Data entries:
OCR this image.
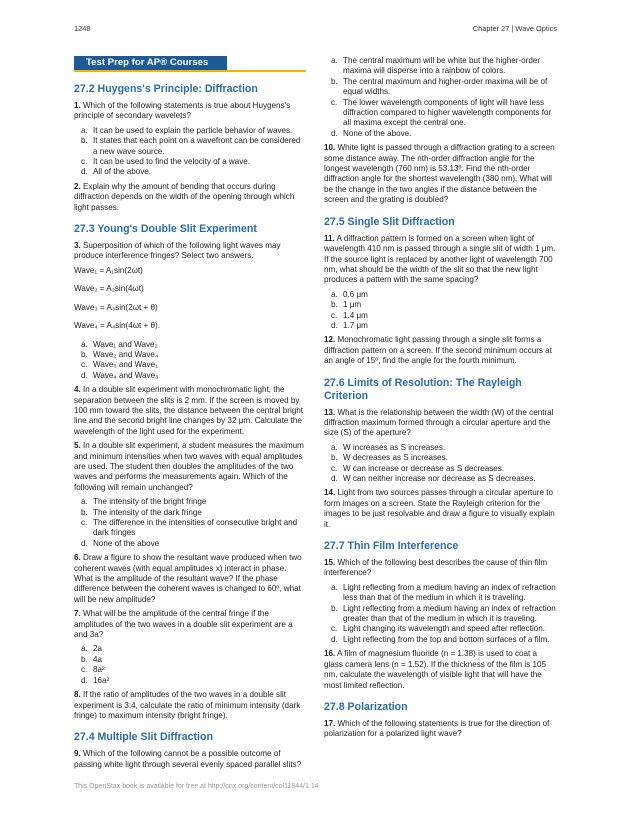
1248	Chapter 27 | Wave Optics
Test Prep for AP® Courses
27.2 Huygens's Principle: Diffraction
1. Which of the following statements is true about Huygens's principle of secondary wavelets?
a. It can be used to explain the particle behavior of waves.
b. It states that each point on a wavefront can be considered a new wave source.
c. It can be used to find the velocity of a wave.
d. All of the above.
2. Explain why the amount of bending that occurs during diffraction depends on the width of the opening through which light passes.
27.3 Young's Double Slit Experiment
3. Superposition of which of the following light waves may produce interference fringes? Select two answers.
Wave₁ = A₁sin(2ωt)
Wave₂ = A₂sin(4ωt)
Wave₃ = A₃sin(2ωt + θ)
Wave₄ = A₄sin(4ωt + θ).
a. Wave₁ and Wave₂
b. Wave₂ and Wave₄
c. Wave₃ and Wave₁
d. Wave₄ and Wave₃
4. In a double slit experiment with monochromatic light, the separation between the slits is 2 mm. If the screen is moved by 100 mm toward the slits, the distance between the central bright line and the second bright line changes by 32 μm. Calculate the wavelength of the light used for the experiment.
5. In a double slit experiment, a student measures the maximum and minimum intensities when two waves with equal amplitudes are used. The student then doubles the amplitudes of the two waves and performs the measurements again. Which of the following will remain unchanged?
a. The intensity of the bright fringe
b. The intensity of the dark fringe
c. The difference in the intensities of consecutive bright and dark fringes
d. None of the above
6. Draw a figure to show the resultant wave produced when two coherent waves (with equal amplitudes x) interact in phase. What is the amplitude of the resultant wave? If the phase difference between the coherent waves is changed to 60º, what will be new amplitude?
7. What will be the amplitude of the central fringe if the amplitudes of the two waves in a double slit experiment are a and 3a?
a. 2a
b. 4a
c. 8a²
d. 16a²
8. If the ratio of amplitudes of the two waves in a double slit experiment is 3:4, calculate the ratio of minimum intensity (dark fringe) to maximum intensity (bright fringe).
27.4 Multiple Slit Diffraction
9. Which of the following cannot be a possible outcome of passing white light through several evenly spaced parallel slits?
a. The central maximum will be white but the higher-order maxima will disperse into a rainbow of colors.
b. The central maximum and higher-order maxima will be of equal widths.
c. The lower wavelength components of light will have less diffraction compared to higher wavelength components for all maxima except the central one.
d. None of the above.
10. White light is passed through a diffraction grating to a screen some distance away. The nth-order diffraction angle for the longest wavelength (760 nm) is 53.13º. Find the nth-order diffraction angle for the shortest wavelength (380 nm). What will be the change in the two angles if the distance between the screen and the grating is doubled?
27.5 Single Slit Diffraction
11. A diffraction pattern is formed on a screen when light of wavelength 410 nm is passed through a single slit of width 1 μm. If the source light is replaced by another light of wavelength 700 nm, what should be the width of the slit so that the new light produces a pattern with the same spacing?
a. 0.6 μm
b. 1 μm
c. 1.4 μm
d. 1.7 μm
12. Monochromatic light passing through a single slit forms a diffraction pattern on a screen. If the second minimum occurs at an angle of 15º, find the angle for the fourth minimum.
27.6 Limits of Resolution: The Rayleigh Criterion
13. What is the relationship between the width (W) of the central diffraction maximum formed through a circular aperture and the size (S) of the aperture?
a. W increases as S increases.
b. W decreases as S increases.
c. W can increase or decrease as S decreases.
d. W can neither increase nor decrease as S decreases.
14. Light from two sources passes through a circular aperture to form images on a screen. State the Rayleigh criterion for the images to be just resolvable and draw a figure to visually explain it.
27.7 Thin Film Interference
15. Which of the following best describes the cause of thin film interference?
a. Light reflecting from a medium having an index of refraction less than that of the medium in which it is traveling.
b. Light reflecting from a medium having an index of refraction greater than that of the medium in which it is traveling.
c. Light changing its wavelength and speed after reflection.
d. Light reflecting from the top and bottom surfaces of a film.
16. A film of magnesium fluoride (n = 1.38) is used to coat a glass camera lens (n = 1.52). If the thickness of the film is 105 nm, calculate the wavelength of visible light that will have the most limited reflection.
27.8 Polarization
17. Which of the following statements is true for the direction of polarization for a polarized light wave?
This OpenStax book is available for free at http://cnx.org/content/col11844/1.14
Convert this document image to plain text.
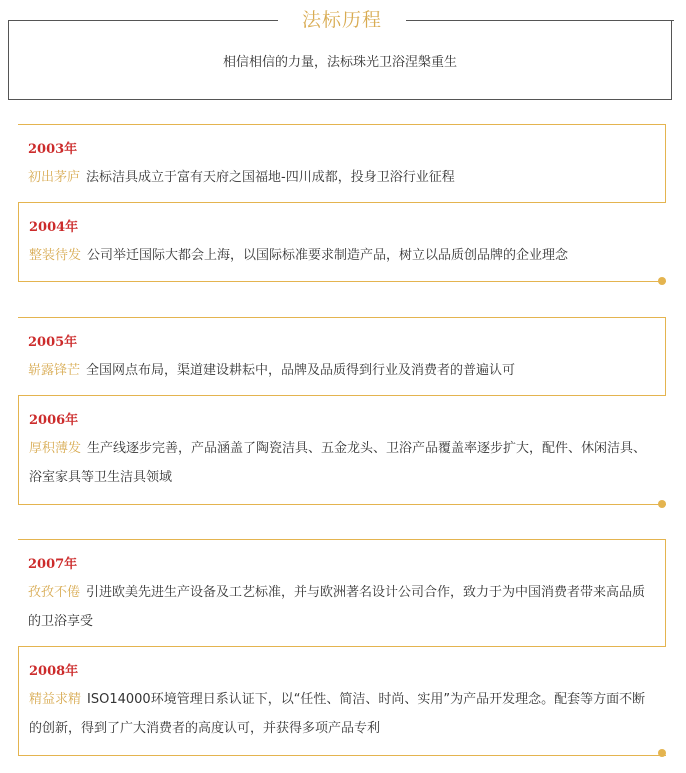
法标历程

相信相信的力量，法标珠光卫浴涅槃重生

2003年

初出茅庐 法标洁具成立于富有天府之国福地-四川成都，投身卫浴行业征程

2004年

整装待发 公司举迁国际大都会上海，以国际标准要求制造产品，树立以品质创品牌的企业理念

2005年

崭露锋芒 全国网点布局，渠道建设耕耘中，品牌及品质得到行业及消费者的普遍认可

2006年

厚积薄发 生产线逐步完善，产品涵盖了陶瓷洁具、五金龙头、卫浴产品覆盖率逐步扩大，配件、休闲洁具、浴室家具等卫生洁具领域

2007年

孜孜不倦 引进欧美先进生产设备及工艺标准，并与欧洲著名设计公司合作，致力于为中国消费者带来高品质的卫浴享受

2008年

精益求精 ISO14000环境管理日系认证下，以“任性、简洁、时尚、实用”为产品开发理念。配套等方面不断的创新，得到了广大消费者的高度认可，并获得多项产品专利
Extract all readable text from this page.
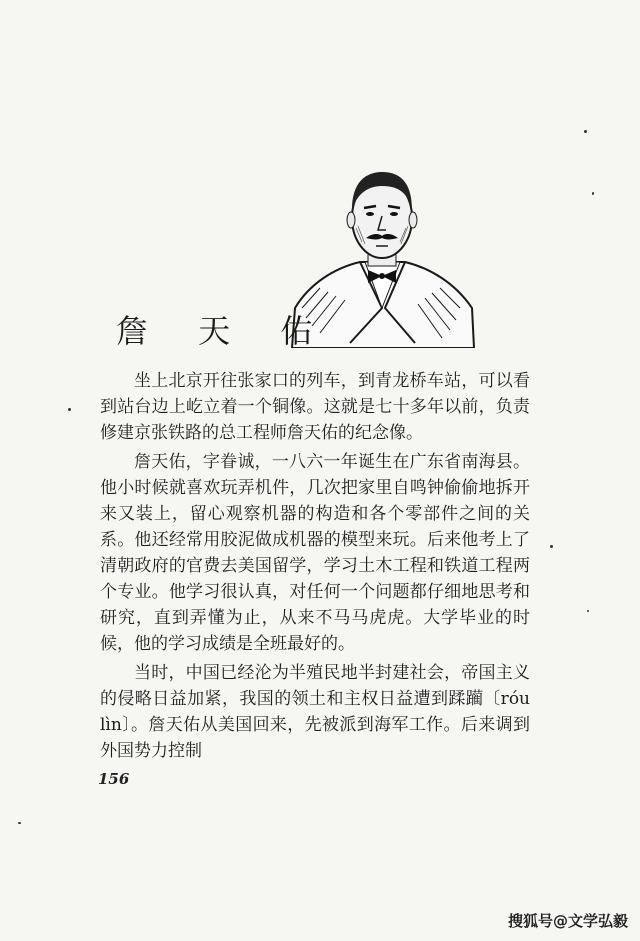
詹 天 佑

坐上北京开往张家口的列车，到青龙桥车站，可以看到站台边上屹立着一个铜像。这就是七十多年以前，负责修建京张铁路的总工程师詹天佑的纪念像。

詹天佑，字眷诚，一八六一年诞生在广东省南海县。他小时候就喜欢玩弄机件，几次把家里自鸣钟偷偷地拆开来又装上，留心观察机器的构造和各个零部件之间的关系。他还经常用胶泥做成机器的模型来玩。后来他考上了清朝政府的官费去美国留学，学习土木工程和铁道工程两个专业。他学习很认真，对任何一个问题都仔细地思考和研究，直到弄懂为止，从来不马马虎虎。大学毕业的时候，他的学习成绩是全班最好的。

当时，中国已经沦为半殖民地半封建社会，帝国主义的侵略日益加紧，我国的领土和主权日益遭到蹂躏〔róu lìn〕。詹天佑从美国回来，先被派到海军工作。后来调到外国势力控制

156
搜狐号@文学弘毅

# To be done:
Write the listing above out again exactly, dropping each image.

# Answer for the task:
OCR this image.
1248	Chapter 27 | Wave Optics
Test Prep for AP® Courses
27.2 Huygens's Principle: Diffraction
1. Which of the following statements is true about Huygens's principle of secondary wavelets?
a. It can be used to explain the particle behavior of waves.
b. It states that each point on a wavefront can be considered a new wave source.
c. It can be used to find the velocity of a wave.
d. All of the above.
2. Explain why the amount of bending that occurs during diffraction depends on the width of the opening through which light passes.
27.3 Young's Double Slit Experiment
3. Superposition of which of the following light waves may produce interference fringes? Select two answers.
Wave₁ = A₁sin(2ωt)
Wave₂ = A₂sin(4ωt)
Wave₃ = A₃sin(2ωt + θ)
Wave₄ = A₄sin(4ωt + θ).
a. Wave₁ and Wave₂
b. Wave₂ and Wave₄
c. Wave₃ and Wave₁
d. Wave₄ and Wave₃
4. In a double slit experiment with monochromatic light, the separation between the slits is 2 mm. If the screen is moved by 100 mm toward the slits, the distance between the central bright line and the second bright line changes by 32 μm. Calculate the wavelength of the light used for the experiment.
5. In a double slit experiment, a student measures the maximum and minimum intensities when two waves with equal amplitudes are used. The student then doubles the amplitudes of the two waves and performs the measurements again. Which of the following will remain unchanged?
a. The intensity of the bright fringe
b. The intensity of the dark fringe
c. The difference in the intensities of consecutive bright and dark fringes
d. None of the above
6. Draw a figure to show the resultant wave produced when two coherent waves (with equal amplitudes x) interact in phase. What is the amplitude of the resultant wave? If the phase difference between the coherent waves is changed to 60º, what will be new amplitude?
7. What will be the amplitude of the central fringe if the amplitudes of the two waves in a double slit experiment are a and 3a?
a. 2a
b. 4a
c. 8a²
d. 16a²
8. If the ratio of amplitudes of the two waves in a double slit experiment is 3:4, calculate the ratio of minimum intensity (dark fringe) to maximum intensity (bright fringe).
27.4 Multiple Slit Diffraction
9. Which of the following cannot be a possible outcome of passing white light through several evenly spaced parallel slits?
a. The central maximum will be white but the higher-order maxima will disperse into a rainbow of colors.
b. The central maximum and higher-order maxima will be of equal widths.
c. The lower wavelength components of light will have less diffraction compared to higher wavelength components for all maxima except the central one.
d. None of the above.
10. White light is passed through a diffraction grating to a screen some distance away. The nth-order diffraction angle for the longest wavelength (760 nm) is 53.13º. Find the nth-order diffraction angle for the shortest wavelength (380 nm). What will be the change in the two angles if the distance between the screen and the grating is doubled?
27.5 Single Slit Diffraction
11. A diffraction pattern is formed on a screen when light of wavelength 410 nm is passed through a single slit of width 1 μm. If the source light is replaced by another light of wavelength 700 nm, what should be the width of the slit so that the new light produces a pattern with the same spacing?
a. 0.6 μm
b. 1 μm
c. 1.4 μm
d. 1.7 μm
12. Monochromatic light passing through a single slit forms a diffraction pattern on a screen. If the second minimum occurs at an angle of 15º, find the angle for the fourth minimum.
27.6 Limits of Resolution: The Rayleigh Criterion
13. What is the relationship between the width (W) of the central diffraction maximum formed through a circular aperture and the size (S) of the aperture?
a. W increases as S increases.
b. W decreases as S increases.
c. W can increase or decrease as S decreases.
d. W can neither increase nor decrease as S decreases.
14. Light from two sources passes through a circular aperture to form images on a screen. State the Rayleigh criterion for the images to be just resolvable and draw a figure to visually explain it.
27.7 Thin Film Interference
15. Which of the following best describes the cause of thin film interference?
a. Light reflecting from a medium having an index of refraction less than that of the medium in which it is traveling.
b. Light reflecting from a medium having an index of refraction greater than that of the medium in which it is traveling.
c. Light changing its wavelength and speed after reflection.
d. Light reflecting from the top and bottom surfaces of a film.
16. A film of magnesium fluoride (n = 1.38) is used to coat a glass camera lens (n = 1.52). If the thickness of the film is 105 nm, calculate the wavelength of visible light that will have the most limited reflection.
27.8 Polarization
17. Which of the following statements is true for the direction of polarization for a polarized light wave?
This OpenStax book is available for free at http://cnx.org/content/col11844/1.14
Convert this document image to plain text.
法标历程

相信相信的力量，法标珠光卫浴涅槃重生

2003年

初出茅庐 法标洁具成立于富有天府之国福地-四川成都，投身卫浴行业征程

2004年

整装待发 公司举迁国际大都会上海，以国际标准要求制造产品，树立以品质创品牌的企业理念

2005年

崭露锋芒 全国网点布局，渠道建设耕耘中，品牌及品质得到行业及消费者的普遍认可

2006年

厚积薄发 生产线逐步完善，产品涵盖了陶瓷洁具、五金龙头、卫浴产品覆盖率逐步扩大，配件、休闲洁具、浴室家具等卫生洁具领域

2007年

孜孜不倦 引进欧美先进生产设备及工艺标准，并与欧洲著名设计公司合作，致力于为中国消费者带来高品质的卫浴享受

2008年

精益求精 ISO14000环境管理日系认证下，以“任性、简洁、时尚、实用”为产品开发理念。配套等方面不断的创新，得到了广大消费者的高度认可，并获得多项产品专利
Extract all readable text from this page.
詹 天 佑

坐上北京开往张家口的列车，到青龙桥车站，可以看到站台边上屹立着一个铜像。这就是七十多年以前，负责修建京张铁路的总工程师詹天佑的纪念像。

詹天佑，字眷诚，一八六一年诞生在广东省南海县。他小时候就喜欢玩弄机件，几次把家里自鸣钟偷偷地拆开来又装上，留心观察机器的构造和各个零部件之间的关系。他还经常用胶泥做成机器的模型来玩。后来他考上了清朝政府的官费去美国留学，学习土木工程和铁道工程两个专业。他学习很认真，对任何一个问题都仔细地思考和研究，直到弄懂为止，从来不马马虎虎。大学毕业的时候，他的学习成绩是全班最好的。

当时，中国已经沦为半殖民地半封建社会，帝国主义的侵略日益加紧，我国的领土和主权日益遭到蹂躏〔róu lìn〕。詹天佑从美国回来，先被派到海军工作。后来调到外国势力控制

156
搜狐号@文学弘毅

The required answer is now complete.